» **EXERCISE INSTRUCTIONS**:
1 > Condense the paragraph of the CBC commentary that begins "Of course, there were the sensible" into a short bulleted list that keeps its main facts.
2 > Reproduce everything in the CBC commentary from "So while Hanomansing" down to "Canada from communism.", word for word.
··· SOURCE PASSAGE ···
So while Hanomansing and Hobson contest that it was simply social media bluster telling them this was a bad idea, the public’s consternation was entirely justified as sound bites from the politically uneducated made mention of improbable and implausible claims such as Ontarians gaining easy access to employment in the city of Buffalo, an Albertan paying more than 50 per cent of their wages in taxation and suggesting Canada wasn’t free because he couldn’t get a family doctor for his kids (healthcare is a provincial concern, not a federal issue), among clips of Americans saying that they should free Canada from communism.
Of course, there were the sensible that called in. One caller rightly mentioned that any conversation about annexation without speaking of how it violates international law is invalid; a trans woman mentioned how her life would be under threat and would have to flee given the forceful Anti-LGBT rhetoric and policies the Trump administration has engaged in; and Americans called in to soothe their neighbours by assuring they would not engage in warfare with their Canadian counterparts at the behest of Trump.
But that isn’t the point. The problem wasn’t that we were going to uncover some secret truth that we secretly wanted the US to rule over us. It’s that the CBC understands the importance of representation and diverse voices to help normative discourse, but doesn’t understand talking about a hypothetical annexation does in fact normalize it by giving it oxygen.
For some reason, the idea popularized by Noam Chomsky of “Manufactured Consent,” completely eludes our Canadian national broadcaster. If we take it a step further and look at it through a structural analysis, the Marxist theory of utterances, completely validates concerns raised by the Canadian public. Linguist Valentin Voloshinov, argues that:
“Language, in the process of its practical implementation, is inseparable from its ideological or behavioral impletion[sic]. Here, too, an orientation of an entirely special kind-one unaffected by the aims of the speaker's consciousness-is required if language is to be abstractly segregated from its ideological or behavioral impletion[sic].”
- Marxism and the Philosophy of Language
For those unfamiliar with academic theory, this means words precede action. It’s why Hate-Speech is rightfully not allowed in normal society — why certain ideologies must simply not be entertained.
The fact that the CBC heard us, but chose not to listen, is an indictment in its mission to the public interest. In times of rising extremism and disinformation, the CBC must do better. The public deserves nothing less.
··· GIVEN INFORMATION ···
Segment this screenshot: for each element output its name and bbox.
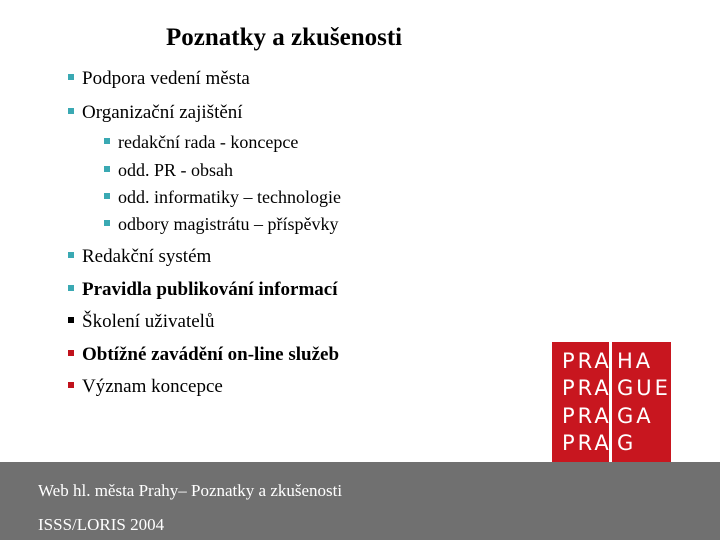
···
» **EXERCISE SOLUTIONS**:
1 >
Some sensible callers also phoned in:
- One caller said that any discussion of annexation that ignores its violation of international law is invalid.
- A trans woman said her life would be under threat and she would have to flee, given the Trump administration's anti-LGBT rhetoric and policies.
- Americans reassured Canadians that they would not wage war on them at Trump's behest.

2 >
So while Hanomansing and Hobson contest that it was simply social media bluster telling them this was a bad idea, the public’s consternation was entirely justified as sound bites from the politically uneducated made mention of improbable and implausible claims such as Ontarians gaining easy access to employment in the city of Buffalo, an Albertan paying more than 50 per cent of their wages in taxation and suggesting Canada wasn’t free because he couldn’t get a family doctor for his kids (healthcare is a provincial concern, not a federal issue), among clips of Americans saying that they should free Canada from communism.